▶ _TO DO_: Omit every picture and write out the rest of the records exactly.

_ _ _ _

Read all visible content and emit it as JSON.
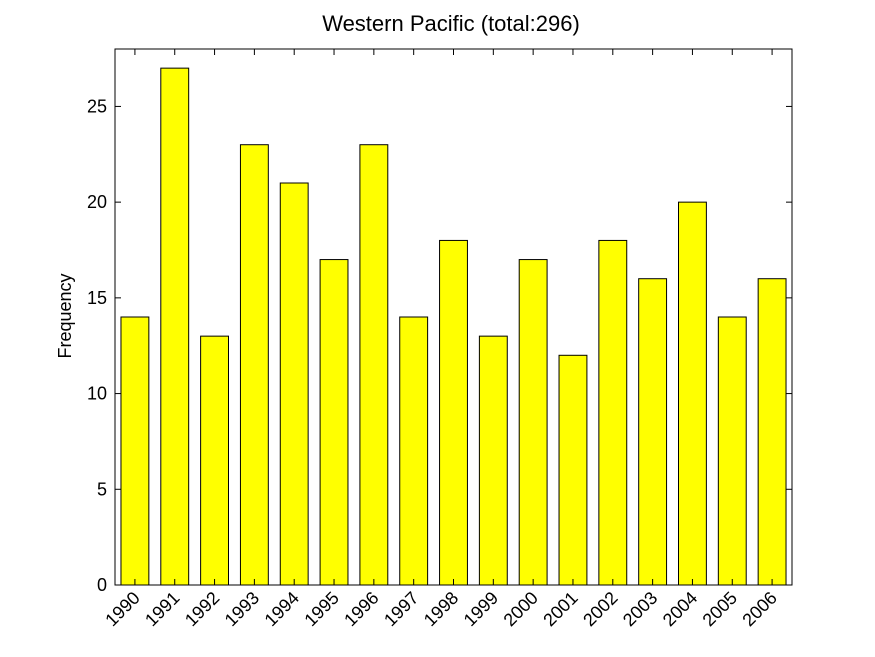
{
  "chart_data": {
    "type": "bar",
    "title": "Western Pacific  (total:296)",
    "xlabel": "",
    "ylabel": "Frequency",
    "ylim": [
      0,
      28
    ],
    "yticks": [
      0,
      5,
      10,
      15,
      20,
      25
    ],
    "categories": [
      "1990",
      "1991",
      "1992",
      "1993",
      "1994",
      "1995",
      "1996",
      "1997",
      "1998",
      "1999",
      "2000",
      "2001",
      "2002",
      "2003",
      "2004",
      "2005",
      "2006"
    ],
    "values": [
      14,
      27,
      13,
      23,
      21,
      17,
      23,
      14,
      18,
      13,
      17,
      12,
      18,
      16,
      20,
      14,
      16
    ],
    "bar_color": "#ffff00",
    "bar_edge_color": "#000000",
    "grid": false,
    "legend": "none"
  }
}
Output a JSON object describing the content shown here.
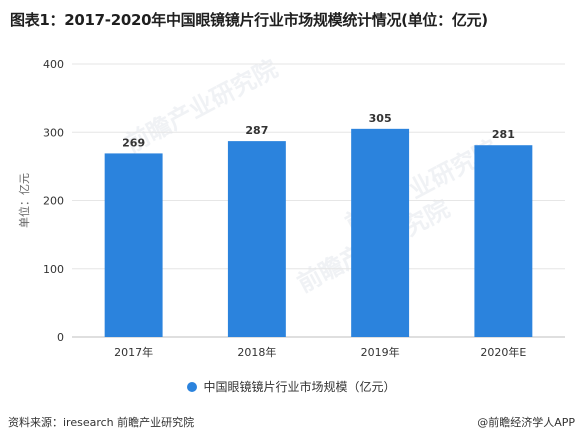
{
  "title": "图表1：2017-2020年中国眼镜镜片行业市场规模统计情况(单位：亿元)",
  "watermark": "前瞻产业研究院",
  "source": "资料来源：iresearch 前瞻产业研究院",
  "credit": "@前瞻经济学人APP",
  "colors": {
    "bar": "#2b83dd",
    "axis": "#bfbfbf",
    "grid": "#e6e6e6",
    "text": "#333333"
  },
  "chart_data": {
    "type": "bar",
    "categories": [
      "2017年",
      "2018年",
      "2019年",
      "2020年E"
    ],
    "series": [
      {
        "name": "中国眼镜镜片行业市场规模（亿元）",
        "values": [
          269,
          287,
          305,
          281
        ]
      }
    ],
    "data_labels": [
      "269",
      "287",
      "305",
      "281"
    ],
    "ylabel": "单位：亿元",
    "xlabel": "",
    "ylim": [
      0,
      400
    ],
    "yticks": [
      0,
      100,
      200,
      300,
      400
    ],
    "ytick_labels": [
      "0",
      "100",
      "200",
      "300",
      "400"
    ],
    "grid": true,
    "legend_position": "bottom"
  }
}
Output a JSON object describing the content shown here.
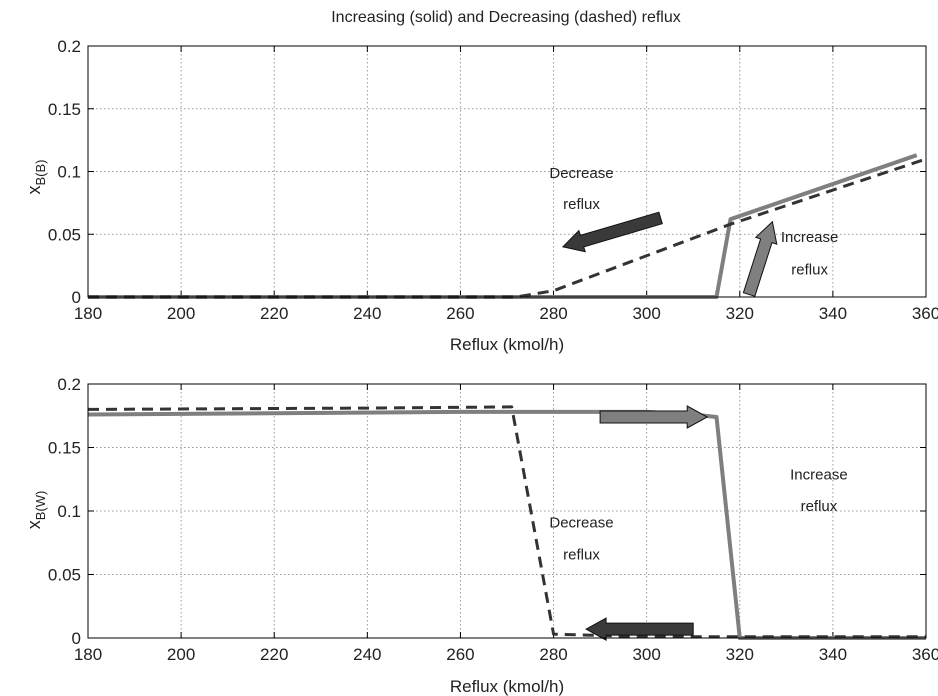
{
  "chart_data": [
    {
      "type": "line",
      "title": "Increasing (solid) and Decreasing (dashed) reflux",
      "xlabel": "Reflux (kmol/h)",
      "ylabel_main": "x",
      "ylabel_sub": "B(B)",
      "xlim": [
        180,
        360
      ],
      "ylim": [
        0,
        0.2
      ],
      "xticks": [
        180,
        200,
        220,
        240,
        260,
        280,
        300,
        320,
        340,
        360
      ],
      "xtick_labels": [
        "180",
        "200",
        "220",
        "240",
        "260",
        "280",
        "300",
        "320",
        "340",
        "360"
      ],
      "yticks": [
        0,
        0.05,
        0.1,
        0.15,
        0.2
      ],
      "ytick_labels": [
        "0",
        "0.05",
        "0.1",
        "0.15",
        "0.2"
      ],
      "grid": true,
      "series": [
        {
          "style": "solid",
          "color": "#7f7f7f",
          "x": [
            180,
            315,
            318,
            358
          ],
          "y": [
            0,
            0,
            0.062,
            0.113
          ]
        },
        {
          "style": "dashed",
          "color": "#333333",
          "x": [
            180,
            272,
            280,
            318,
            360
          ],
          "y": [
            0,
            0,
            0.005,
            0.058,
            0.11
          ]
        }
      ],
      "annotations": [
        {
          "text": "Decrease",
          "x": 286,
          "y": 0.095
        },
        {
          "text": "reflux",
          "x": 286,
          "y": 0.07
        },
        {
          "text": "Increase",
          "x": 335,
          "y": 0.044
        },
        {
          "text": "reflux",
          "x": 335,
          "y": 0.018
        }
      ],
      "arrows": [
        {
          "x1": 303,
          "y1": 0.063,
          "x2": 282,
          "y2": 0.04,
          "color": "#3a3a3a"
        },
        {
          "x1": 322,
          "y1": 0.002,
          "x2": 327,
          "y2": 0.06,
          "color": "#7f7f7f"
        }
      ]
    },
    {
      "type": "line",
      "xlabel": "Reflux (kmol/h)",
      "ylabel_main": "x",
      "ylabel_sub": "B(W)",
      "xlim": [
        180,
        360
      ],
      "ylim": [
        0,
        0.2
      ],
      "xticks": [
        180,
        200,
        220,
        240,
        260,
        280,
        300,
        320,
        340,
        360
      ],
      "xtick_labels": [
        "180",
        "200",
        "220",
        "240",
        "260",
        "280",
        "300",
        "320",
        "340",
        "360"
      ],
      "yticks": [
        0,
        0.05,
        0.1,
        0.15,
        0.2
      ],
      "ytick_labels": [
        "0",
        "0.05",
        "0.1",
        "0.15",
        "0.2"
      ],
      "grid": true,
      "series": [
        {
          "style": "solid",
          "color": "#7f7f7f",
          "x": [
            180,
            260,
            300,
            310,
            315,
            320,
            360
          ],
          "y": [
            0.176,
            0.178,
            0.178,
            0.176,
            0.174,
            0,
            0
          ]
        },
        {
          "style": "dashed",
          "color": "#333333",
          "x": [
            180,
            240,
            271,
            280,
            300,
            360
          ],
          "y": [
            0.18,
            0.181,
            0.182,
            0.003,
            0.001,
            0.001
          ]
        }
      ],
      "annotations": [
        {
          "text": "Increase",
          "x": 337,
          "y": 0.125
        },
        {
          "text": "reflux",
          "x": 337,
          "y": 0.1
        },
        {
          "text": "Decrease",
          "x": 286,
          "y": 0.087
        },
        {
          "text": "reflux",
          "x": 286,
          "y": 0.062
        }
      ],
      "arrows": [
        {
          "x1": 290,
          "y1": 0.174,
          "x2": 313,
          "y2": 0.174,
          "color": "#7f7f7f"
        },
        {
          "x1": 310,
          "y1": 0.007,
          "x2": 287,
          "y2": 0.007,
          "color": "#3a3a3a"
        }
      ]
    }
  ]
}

_ _ _ _

▶ _SOLUTION TO THIS TASK_:
Read all visible content and emit it as JSON.
{
  "chart_data": {
    "type": "bar",
    "title": "Western Pacific  (total:296)",
    "xlabel": "",
    "ylabel": "Frequency",
    "ylim": [
      0,
      28
    ],
    "yticks": [
      0,
      5,
      10,
      15,
      20,
      25
    ],
    "categories": [
      "1990",
      "1991",
      "1992",
      "1993",
      "1994",
      "1995",
      "1996",
      "1997",
      "1998",
      "1999",
      "2000",
      "2001",
      "2002",
      "2003",
      "2004",
      "2005",
      "2006"
    ],
    "values": [
      14,
      27,
      13,
      23,
      21,
      17,
      23,
      14,
      18,
      13,
      17,
      12,
      18,
      16,
      20,
      14,
      16
    ],
    "bar_color": "#ffff00",
    "bar_edge_color": "#000000",
    "grid": false,
    "legend": "none"
  }
}
Output a JSON object describing the content shown here.
{
  "title": "图表1：2017-2020年中国眼镜镜片行业市场规模统计情况(单位：亿元)",
  "watermark": "前瞻产业研究院",
  "source": "资料来源：iresearch 前瞻产业研究院",
  "credit": "@前瞻经济学人APP",
  "colors": {
    "bar": "#2b83dd",
    "axis": "#bfbfbf",
    "grid": "#e6e6e6",
    "text": "#333333"
  },
  "chart_data": {
    "type": "bar",
    "categories": [
      "2017年",
      "2018年",
      "2019年",
      "2020年E"
    ],
    "series": [
      {
        "name": "中国眼镜镜片行业市场规模（亿元）",
        "values": [
          269,
          287,
          305,
          281
        ]
      }
    ],
    "data_labels": [
      "269",
      "287",
      "305",
      "281"
    ],
    "ylabel": "单位：亿元",
    "xlabel": "",
    "ylim": [
      0,
      400
    ],
    "yticks": [
      0,
      100,
      200,
      300,
      400
    ],
    "ytick_labels": [
      "0",
      "100",
      "200",
      "300",
      "400"
    ],
    "grid": true,
    "legend_position": "bottom"
  }
}
Output a JSON object describing the content shown here.
{
  "chart_data": [
    {
      "type": "line",
      "title": "Increasing (solid) and Decreasing (dashed) reflux",
      "xlabel": "Reflux (kmol/h)",
      "ylabel_main": "x",
      "ylabel_sub": "B(B)",
      "xlim": [
        180,
        360
      ],
      "ylim": [
        0,
        0.2
      ],
      "xticks": [
        180,
        200,
        220,
        240,
        260,
        280,
        300,
        320,
        340,
        360
      ],
      "xtick_labels": [
        "180",
        "200",
        "220",
        "240",
        "260",
        "280",
        "300",
        "320",
        "340",
        "360"
      ],
      "yticks": [
        0,
        0.05,
        0.1,
        0.15,
        0.2
      ],
      "ytick_labels": [
        "0",
        "0.05",
        "0.1",
        "0.15",
        "0.2"
      ],
      "grid": true,
      "series": [
        {
          "style": "solid",
          "color": "#7f7f7f",
          "x": [
            180,
            315,
            318,
            358
          ],
          "y": [
            0,
            0,
            0.062,
            0.113
          ]
        },
        {
          "style": "dashed",
          "color": "#333333",
          "x": [
            180,
            272,
            280,
            318,
            360
          ],
          "y": [
            0,
            0,
            0.005,
            0.058,
            0.11
          ]
        }
      ],
      "annotations": [
        {
          "text": "Decrease",
          "x": 286,
          "y": 0.095
        },
        {
          "text": "reflux",
          "x": 286,
          "y": 0.07
        },
        {
          "text": "Increase",
          "x": 335,
          "y": 0.044
        },
        {
          "text": "reflux",
          "x": 335,
          "y": 0.018
        }
      ],
      "arrows": [
        {
          "x1": 303,
          "y1": 0.063,
          "x2": 282,
          "y2": 0.04,
          "color": "#3a3a3a"
        },
        {
          "x1": 322,
          "y1": 0.002,
          "x2": 327,
          "y2": 0.06,
          "color": "#7f7f7f"
        }
      ]
    },
    {
      "type": "line",
      "xlabel": "Reflux (kmol/h)",
      "ylabel_main": "x",
      "ylabel_sub": "B(W)",
      "xlim": [
        180,
        360
      ],
      "ylim": [
        0,
        0.2
      ],
      "xticks": [
        180,
        200,
        220,
        240,
        260,
        280,
        300,
        320,
        340,
        360
      ],
      "xtick_labels": [
        "180",
        "200",
        "220",
        "240",
        "260",
        "280",
        "300",
        "320",
        "340",
        "360"
      ],
      "yticks": [
        0,
        0.05,
        0.1,
        0.15,
        0.2
      ],
      "ytick_labels": [
        "0",
        "0.05",
        "0.1",
        "0.15",
        "0.2"
      ],
      "grid": true,
      "series": [
        {
          "style": "solid",
          "color": "#7f7f7f",
          "x": [
            180,
            260,
            300,
            310,
            315,
            320,
            360
          ],
          "y": [
            0.176,
            0.178,
            0.178,
            0.176,
            0.174,
            0,
            0
          ]
        },
        {
          "style": "dashed",
          "color": "#333333",
          "x": [
            180,
            240,
            271,
            280,
            300,
            360
          ],
          "y": [
            0.18,
            0.181,
            0.182,
            0.003,
            0.001,
            0.001
          ]
        }
      ],
      "annotations": [
        {
          "text": "Increase",
          "x": 337,
          "y": 0.125
        },
        {
          "text": "reflux",
          "x": 337,
          "y": 0.1
        },
        {
          "text": "Decrease",
          "x": 286,
          "y": 0.087
        },
        {
          "text": "reflux",
          "x": 286,
          "y": 0.062
        }
      ],
      "arrows": [
        {
          "x1": 290,
          "y1": 0.174,
          "x2": 313,
          "y2": 0.174,
          "color": "#7f7f7f"
        },
        {
          "x1": 310,
          "y1": 0.007,
          "x2": 287,
          "y2": 0.007,
          "color": "#3a3a3a"
        }
      ]
    }
  ]
}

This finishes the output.